WRITTEN REQUEST => Counting only lines that hold "content", give the total and nothing more.
►
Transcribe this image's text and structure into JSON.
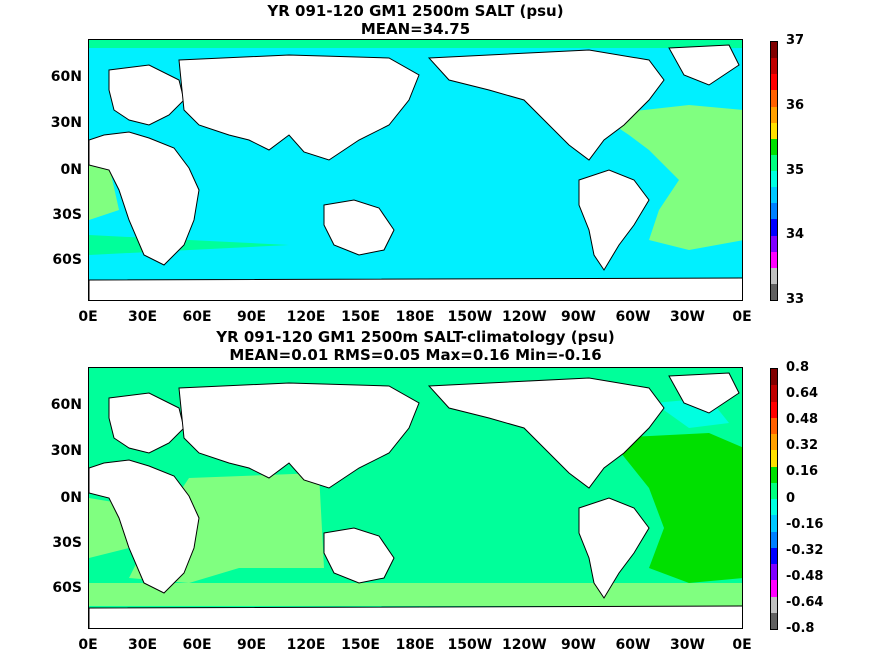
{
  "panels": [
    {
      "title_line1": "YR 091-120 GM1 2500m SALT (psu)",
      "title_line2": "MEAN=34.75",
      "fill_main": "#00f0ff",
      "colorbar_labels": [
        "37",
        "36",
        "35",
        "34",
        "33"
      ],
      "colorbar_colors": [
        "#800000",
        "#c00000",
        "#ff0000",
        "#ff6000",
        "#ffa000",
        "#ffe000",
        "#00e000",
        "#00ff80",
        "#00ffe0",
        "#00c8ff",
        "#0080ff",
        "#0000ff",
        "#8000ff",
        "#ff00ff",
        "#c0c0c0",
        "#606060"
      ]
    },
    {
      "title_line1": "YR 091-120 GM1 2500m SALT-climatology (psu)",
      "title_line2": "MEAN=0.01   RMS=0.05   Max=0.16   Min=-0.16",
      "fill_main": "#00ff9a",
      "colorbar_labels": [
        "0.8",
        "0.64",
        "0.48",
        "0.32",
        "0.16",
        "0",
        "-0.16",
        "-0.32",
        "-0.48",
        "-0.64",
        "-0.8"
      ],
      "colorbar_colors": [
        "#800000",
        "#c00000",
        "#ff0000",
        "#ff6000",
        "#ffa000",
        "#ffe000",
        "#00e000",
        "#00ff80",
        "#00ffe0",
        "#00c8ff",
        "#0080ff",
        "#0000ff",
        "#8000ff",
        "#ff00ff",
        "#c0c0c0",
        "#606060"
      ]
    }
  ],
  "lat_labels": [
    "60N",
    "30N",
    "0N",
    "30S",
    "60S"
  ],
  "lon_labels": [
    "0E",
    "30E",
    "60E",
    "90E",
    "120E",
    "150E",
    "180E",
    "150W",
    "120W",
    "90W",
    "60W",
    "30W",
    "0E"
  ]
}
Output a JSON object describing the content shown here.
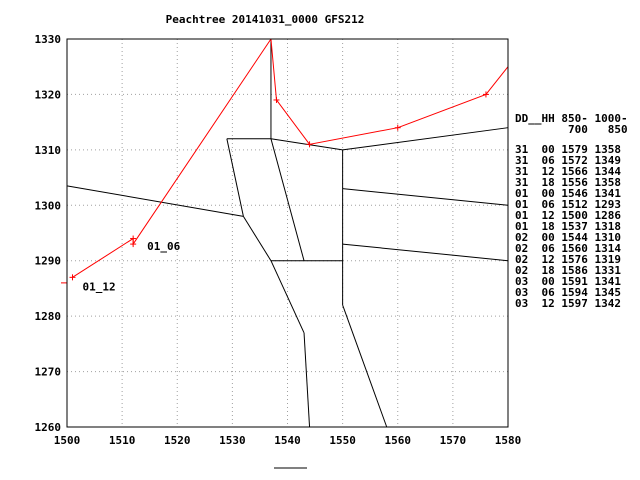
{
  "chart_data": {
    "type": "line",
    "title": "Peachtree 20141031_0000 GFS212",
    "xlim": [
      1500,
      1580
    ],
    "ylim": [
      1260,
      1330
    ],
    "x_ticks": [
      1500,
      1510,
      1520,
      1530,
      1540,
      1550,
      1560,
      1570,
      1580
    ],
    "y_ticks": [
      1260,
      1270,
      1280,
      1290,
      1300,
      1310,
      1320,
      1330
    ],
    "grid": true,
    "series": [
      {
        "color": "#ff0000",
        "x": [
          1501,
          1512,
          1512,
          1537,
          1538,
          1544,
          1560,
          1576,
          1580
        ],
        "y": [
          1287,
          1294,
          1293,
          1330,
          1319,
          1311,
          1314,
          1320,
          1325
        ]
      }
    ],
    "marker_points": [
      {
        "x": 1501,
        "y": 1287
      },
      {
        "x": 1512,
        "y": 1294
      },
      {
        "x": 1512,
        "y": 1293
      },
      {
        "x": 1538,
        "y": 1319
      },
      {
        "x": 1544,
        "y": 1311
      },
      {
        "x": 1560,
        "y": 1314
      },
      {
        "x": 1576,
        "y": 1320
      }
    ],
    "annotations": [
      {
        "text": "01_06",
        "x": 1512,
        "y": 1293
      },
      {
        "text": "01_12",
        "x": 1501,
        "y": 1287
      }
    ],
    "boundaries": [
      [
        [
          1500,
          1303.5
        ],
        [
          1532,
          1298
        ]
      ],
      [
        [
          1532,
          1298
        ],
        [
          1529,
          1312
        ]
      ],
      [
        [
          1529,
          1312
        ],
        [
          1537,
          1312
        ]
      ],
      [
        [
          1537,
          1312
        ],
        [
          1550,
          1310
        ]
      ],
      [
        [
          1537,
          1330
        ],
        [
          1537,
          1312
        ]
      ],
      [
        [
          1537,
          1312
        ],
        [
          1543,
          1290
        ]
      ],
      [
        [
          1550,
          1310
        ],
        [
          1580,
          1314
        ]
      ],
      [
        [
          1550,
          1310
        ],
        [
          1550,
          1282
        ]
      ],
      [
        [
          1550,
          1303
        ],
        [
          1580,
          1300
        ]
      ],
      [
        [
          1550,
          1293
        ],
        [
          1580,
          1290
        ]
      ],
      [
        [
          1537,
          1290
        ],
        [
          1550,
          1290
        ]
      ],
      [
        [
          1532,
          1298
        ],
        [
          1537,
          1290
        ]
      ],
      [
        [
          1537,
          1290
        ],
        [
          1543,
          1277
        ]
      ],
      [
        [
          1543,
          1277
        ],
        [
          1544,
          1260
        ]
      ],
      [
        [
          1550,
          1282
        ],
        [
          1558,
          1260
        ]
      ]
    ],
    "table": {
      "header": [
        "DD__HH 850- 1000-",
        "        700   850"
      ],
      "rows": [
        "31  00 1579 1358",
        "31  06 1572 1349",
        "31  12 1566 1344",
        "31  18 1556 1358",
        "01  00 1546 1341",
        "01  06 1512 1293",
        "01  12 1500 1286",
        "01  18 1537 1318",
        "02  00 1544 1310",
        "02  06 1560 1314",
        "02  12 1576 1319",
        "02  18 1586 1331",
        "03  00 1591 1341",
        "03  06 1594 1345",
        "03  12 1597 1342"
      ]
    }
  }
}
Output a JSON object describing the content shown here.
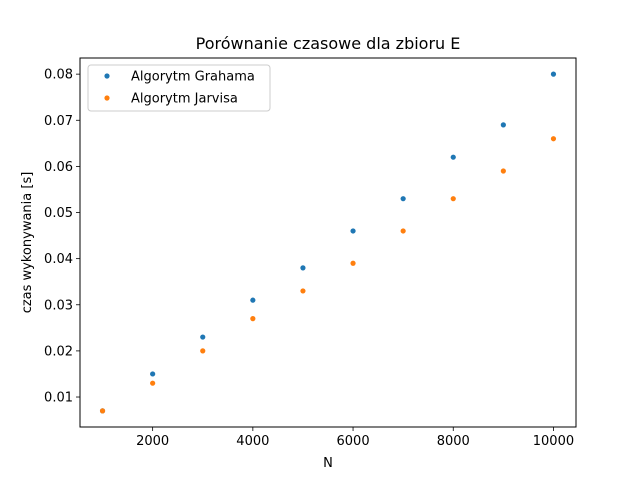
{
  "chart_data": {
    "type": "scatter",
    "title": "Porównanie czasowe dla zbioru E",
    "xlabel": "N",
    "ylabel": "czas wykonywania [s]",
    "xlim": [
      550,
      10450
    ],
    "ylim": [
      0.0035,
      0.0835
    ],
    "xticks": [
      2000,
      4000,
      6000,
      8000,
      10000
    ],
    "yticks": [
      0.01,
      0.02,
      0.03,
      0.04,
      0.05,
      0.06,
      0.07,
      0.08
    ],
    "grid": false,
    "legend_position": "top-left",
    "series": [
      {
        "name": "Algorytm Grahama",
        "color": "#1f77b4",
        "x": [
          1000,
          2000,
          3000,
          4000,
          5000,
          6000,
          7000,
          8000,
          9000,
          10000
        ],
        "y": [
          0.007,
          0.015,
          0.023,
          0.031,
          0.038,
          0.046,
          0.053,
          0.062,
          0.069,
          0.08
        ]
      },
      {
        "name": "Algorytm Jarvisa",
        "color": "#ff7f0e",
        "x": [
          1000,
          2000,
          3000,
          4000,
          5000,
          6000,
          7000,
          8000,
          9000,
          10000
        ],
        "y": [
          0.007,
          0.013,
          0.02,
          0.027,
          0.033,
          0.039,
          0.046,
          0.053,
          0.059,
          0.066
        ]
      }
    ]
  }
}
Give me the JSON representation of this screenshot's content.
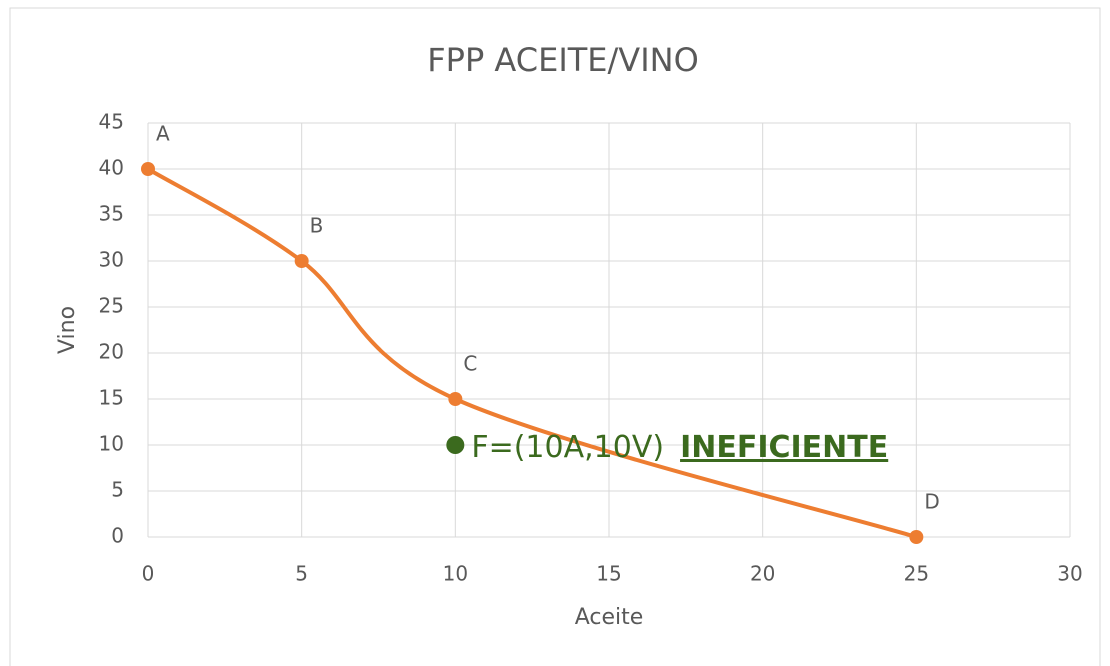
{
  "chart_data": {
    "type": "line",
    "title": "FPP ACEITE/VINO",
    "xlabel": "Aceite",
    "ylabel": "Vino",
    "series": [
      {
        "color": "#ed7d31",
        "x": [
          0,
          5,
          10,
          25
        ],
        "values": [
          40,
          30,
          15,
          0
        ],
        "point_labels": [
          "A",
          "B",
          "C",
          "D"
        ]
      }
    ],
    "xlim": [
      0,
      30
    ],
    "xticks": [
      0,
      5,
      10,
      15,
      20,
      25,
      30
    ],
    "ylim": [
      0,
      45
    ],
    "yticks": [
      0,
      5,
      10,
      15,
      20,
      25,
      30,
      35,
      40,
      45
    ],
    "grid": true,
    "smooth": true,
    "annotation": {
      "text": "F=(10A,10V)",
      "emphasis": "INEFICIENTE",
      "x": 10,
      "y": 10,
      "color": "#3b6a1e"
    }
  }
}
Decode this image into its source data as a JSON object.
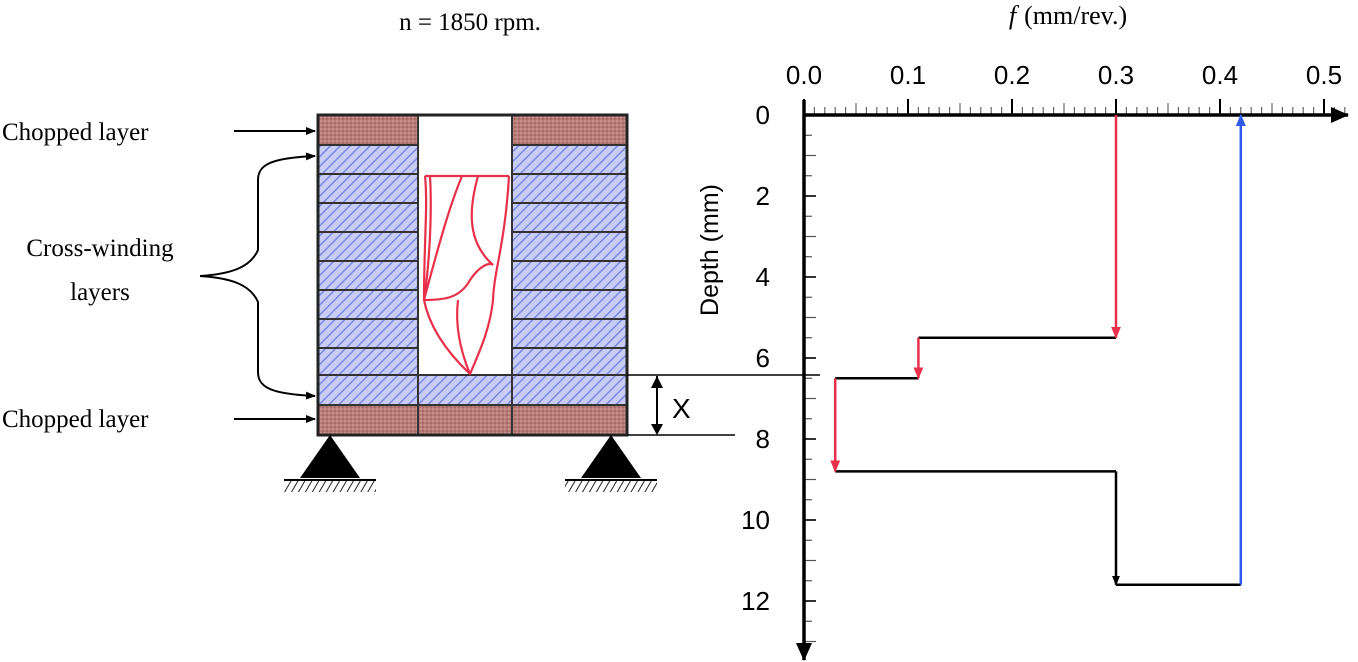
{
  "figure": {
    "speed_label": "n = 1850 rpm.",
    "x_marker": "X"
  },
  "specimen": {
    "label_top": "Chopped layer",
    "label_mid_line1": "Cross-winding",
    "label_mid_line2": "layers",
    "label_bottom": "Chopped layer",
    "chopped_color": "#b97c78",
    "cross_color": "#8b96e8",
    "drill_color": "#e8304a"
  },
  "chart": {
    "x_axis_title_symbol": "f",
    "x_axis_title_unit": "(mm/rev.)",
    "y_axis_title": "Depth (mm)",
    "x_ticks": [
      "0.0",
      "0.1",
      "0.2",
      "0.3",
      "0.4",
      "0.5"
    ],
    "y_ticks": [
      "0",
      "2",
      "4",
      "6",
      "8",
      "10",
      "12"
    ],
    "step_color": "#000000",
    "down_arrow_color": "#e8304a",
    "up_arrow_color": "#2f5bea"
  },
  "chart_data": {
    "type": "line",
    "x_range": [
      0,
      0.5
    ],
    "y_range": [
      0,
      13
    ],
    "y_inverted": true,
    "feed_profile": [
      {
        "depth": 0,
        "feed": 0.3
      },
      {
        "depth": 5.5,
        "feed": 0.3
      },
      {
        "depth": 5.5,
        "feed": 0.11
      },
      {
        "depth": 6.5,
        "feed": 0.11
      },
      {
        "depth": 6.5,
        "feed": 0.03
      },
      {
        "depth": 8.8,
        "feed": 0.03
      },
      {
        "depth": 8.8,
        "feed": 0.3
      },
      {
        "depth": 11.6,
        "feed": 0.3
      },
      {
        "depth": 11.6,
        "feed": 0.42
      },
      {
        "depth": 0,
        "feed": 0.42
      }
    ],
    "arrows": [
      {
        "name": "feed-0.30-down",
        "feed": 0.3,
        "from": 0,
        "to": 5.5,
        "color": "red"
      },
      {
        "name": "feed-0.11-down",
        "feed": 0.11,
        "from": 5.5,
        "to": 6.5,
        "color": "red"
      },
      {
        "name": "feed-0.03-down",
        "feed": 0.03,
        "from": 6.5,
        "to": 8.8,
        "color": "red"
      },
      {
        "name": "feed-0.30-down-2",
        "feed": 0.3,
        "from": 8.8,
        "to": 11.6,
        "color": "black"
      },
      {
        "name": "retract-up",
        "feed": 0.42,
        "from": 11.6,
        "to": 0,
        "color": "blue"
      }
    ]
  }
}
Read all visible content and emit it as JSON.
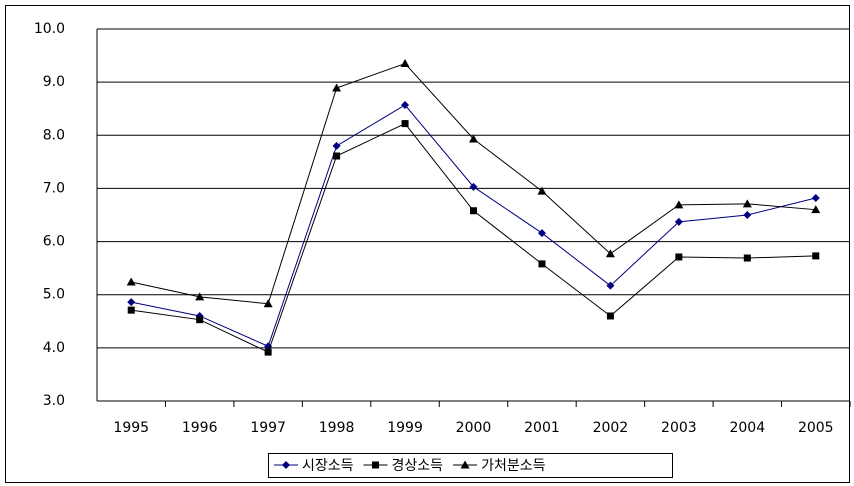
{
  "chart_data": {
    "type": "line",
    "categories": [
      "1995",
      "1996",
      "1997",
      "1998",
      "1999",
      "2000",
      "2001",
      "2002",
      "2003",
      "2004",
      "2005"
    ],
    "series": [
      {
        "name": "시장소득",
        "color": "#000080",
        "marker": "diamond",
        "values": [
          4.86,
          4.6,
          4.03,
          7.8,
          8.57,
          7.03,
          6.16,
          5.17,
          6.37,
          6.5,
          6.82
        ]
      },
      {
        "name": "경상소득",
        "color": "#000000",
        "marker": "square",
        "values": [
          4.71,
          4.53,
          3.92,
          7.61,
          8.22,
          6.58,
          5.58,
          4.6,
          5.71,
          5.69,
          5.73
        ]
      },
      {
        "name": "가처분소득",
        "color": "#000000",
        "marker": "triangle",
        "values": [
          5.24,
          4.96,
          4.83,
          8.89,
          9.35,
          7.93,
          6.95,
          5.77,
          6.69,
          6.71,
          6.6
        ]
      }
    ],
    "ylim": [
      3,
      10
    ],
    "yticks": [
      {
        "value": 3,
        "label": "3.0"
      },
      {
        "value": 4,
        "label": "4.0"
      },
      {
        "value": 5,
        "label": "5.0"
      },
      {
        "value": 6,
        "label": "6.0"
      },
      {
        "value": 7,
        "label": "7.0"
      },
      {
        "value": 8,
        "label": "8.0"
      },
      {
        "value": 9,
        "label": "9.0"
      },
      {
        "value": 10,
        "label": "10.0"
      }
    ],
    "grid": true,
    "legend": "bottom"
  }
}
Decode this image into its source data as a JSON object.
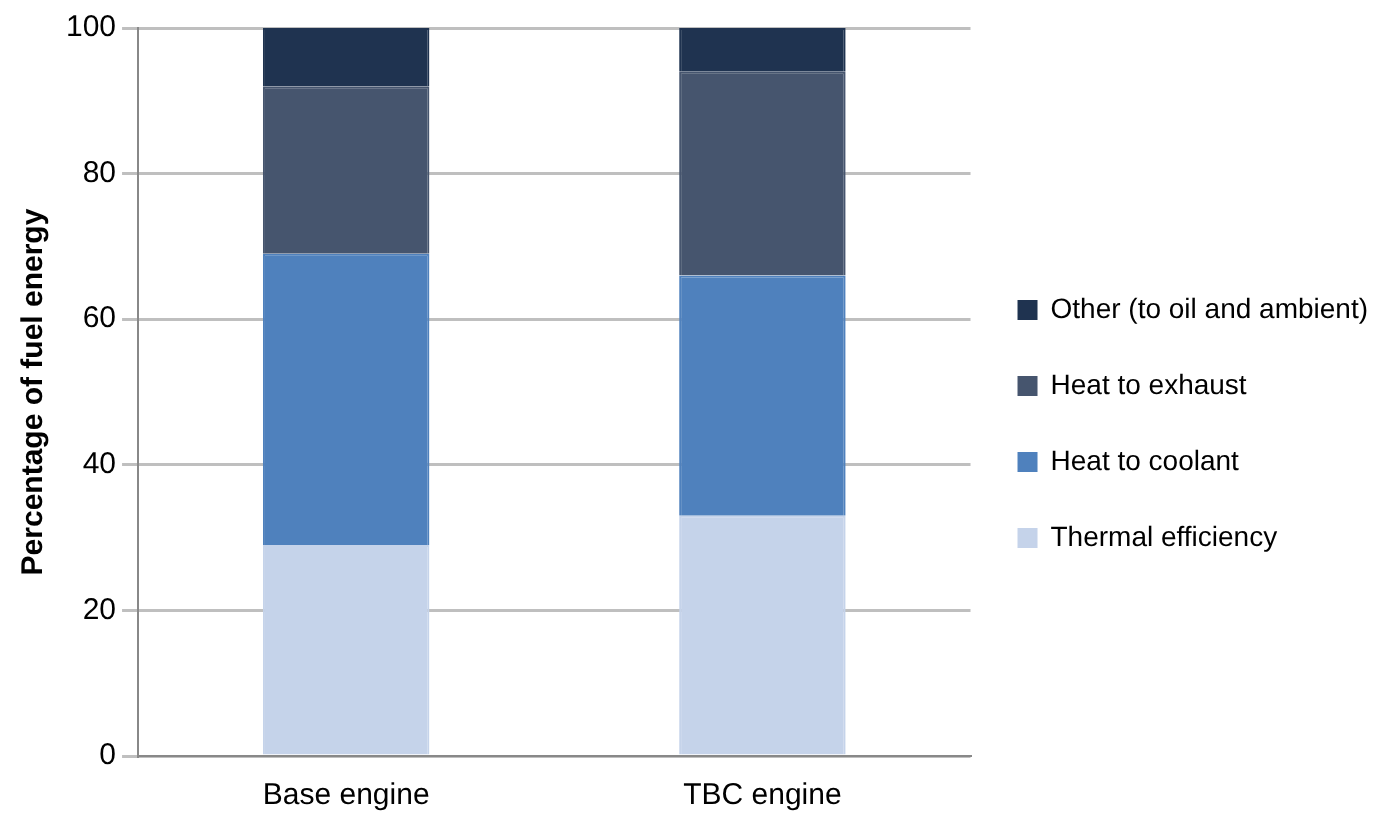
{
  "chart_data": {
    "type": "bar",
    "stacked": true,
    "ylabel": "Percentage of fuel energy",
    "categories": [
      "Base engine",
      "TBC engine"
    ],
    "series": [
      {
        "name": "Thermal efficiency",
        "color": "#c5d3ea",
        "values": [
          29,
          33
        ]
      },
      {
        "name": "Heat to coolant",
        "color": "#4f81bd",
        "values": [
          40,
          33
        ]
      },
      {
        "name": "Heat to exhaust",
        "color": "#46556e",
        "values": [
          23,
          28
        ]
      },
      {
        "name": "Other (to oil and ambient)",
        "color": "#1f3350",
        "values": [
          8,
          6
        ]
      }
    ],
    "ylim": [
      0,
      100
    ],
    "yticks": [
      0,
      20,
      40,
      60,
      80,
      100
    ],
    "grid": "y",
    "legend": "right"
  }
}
◄
SOLUTION FOR THIS PROBLEM => 4